→ AIM
Search the entries for the word "subtitle" and pull out each line that has it.

# start of DATA SUPPLIED

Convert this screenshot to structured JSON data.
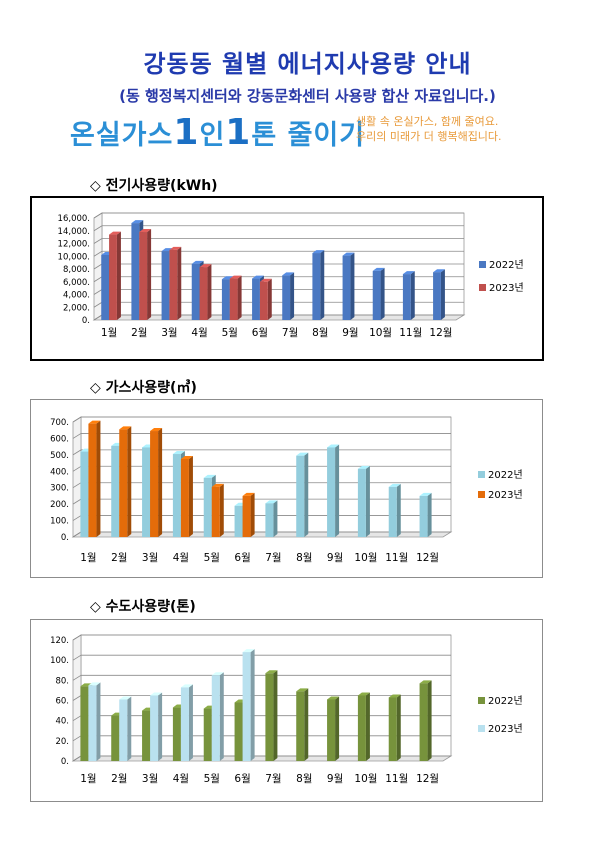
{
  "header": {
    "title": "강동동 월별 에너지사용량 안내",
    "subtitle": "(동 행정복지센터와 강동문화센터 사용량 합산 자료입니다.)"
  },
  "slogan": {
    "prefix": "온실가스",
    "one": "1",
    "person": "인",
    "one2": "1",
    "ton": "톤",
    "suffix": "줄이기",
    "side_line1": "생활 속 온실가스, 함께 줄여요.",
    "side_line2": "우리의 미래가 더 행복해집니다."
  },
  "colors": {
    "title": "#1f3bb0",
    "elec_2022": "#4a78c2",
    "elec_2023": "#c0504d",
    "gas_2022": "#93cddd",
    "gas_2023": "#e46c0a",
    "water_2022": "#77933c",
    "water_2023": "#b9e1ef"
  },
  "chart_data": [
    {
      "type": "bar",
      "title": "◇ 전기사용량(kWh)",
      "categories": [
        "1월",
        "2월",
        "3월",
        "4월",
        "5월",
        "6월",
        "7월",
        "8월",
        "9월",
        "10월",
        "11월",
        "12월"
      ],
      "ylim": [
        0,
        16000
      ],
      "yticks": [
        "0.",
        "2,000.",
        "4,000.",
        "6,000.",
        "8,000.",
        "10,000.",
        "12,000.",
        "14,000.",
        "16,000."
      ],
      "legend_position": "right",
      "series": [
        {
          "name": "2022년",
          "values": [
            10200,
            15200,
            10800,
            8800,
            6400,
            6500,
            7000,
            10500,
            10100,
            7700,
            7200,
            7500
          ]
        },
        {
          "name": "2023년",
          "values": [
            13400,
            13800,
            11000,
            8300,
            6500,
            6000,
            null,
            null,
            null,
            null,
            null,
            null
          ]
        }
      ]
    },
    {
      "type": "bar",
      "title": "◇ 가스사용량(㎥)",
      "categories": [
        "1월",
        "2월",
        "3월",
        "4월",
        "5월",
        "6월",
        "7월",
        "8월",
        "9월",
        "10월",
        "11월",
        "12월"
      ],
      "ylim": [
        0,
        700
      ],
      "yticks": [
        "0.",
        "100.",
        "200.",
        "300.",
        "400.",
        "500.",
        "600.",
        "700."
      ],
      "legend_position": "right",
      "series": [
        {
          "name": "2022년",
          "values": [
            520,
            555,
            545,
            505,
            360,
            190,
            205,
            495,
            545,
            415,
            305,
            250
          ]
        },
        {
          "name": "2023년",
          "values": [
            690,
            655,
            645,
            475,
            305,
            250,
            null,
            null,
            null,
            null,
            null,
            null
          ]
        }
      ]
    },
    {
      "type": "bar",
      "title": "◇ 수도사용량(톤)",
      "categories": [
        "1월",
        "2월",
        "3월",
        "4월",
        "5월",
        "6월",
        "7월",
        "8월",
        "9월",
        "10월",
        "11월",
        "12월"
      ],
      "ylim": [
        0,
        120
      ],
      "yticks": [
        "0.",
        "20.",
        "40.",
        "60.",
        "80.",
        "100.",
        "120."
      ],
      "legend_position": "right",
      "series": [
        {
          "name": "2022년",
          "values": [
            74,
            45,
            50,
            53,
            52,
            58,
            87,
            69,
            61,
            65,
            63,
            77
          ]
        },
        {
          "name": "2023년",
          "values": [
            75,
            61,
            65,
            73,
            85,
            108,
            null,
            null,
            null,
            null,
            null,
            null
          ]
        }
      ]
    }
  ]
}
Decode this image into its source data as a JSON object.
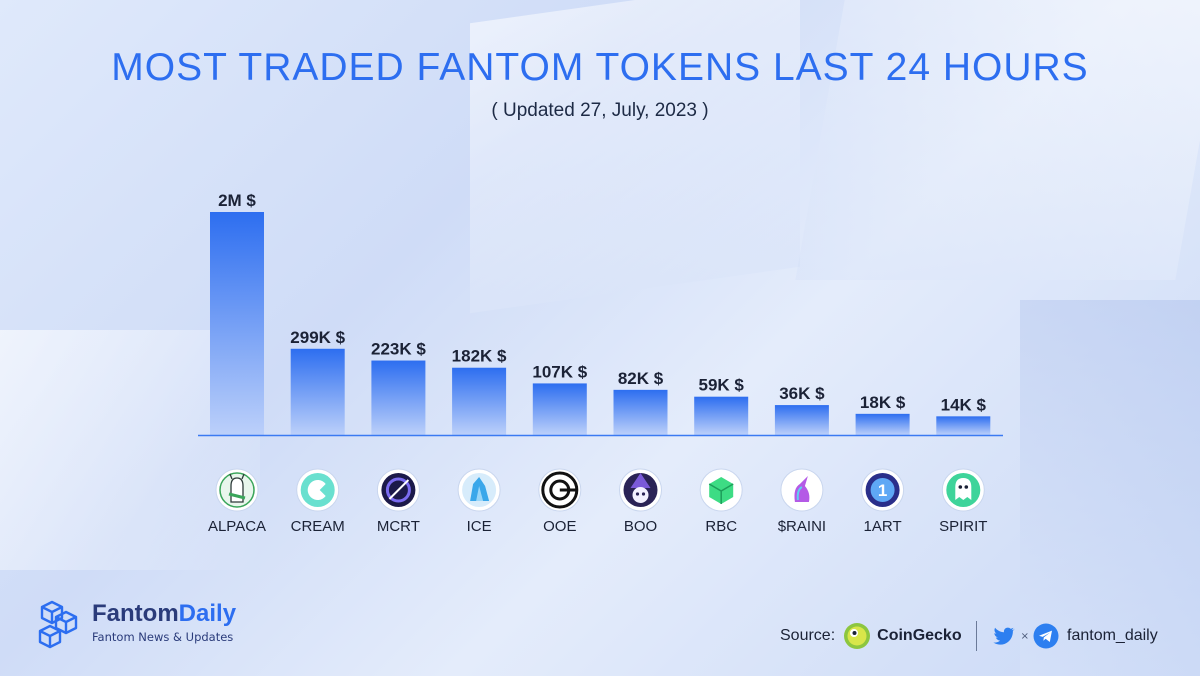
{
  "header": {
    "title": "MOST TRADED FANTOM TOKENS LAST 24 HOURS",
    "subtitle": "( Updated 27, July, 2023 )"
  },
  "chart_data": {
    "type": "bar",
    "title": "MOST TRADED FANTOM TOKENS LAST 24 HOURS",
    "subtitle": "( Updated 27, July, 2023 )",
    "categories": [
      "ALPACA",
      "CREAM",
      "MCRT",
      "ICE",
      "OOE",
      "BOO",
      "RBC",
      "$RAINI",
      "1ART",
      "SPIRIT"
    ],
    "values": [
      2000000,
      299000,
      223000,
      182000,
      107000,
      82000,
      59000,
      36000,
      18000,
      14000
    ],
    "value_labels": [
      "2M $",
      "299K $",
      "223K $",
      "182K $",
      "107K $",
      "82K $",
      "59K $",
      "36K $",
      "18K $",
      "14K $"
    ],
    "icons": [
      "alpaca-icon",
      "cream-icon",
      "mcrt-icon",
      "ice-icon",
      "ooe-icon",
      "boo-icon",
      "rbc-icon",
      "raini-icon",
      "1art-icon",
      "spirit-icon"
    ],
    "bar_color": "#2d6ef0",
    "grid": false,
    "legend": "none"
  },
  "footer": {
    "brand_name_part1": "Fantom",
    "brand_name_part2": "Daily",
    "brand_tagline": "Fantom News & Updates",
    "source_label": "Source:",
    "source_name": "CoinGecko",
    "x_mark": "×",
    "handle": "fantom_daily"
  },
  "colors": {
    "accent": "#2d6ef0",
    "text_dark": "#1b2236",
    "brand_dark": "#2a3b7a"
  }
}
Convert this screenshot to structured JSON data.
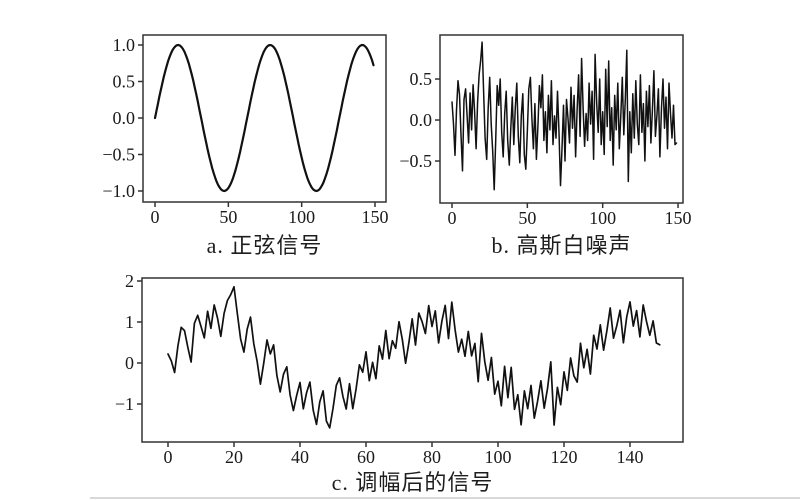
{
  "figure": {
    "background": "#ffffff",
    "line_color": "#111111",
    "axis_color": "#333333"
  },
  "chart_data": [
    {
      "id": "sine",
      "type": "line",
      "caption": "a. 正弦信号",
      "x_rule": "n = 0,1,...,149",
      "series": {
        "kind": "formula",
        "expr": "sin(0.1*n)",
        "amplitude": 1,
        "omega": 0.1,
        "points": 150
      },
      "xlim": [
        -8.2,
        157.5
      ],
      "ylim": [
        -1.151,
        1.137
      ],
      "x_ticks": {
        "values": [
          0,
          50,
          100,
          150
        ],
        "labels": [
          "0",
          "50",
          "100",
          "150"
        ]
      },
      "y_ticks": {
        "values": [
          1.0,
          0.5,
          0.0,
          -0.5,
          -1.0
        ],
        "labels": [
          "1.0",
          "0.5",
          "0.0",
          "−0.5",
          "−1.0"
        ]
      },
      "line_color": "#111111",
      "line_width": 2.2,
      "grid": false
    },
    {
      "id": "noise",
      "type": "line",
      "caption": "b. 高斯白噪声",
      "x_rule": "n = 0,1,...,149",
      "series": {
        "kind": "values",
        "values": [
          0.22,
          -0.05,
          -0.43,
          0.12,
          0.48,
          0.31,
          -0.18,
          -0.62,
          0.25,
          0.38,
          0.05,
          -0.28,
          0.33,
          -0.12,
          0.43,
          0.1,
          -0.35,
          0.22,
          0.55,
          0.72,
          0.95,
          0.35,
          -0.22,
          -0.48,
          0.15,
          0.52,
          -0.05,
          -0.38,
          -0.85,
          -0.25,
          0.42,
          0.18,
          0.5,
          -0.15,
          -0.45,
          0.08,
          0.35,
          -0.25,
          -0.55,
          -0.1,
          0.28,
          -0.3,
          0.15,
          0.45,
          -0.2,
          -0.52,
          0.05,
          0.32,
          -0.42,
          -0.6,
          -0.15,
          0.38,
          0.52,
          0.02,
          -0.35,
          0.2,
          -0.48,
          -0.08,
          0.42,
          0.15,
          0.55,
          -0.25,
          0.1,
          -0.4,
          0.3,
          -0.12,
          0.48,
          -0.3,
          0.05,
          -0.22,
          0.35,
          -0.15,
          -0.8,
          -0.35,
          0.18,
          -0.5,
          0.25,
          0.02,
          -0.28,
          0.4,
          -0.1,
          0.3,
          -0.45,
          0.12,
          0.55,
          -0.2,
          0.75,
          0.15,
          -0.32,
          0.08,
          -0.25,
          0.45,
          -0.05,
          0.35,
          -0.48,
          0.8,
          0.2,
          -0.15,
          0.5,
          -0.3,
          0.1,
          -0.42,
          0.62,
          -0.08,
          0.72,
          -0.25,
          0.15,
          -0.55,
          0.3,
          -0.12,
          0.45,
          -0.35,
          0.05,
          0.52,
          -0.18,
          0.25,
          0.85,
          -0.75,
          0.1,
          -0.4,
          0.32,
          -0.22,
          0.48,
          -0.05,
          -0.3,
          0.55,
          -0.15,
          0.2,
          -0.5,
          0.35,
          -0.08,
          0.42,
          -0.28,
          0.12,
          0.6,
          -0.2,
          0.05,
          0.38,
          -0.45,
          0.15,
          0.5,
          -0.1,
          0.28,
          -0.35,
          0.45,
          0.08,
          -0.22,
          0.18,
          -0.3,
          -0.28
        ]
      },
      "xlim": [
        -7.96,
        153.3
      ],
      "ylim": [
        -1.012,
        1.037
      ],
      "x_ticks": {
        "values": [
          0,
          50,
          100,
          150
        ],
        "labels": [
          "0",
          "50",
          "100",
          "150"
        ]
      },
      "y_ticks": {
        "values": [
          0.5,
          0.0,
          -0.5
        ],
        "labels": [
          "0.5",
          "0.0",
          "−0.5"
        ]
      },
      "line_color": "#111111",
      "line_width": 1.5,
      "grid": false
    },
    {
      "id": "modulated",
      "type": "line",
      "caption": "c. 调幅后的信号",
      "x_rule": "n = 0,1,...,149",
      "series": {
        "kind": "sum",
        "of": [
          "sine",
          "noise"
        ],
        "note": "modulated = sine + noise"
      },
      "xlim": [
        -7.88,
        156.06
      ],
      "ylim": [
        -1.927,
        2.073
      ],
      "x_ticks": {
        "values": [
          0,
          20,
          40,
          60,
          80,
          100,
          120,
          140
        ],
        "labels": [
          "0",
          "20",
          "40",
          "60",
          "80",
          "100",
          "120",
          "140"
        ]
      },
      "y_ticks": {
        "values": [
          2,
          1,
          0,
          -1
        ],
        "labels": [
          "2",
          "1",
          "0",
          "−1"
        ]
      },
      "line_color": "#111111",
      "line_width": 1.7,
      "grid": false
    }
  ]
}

# end of DATA SUPPLIED

→ THE RESULT
    "subtitle": "(동 행정복지센터와 강동문화센터 사용량 합산 자료입니다.)"
    "subtitle": "( Updated 27, July, 2023 )"
    "subtitle": "( Updated 27, July, 2023 )",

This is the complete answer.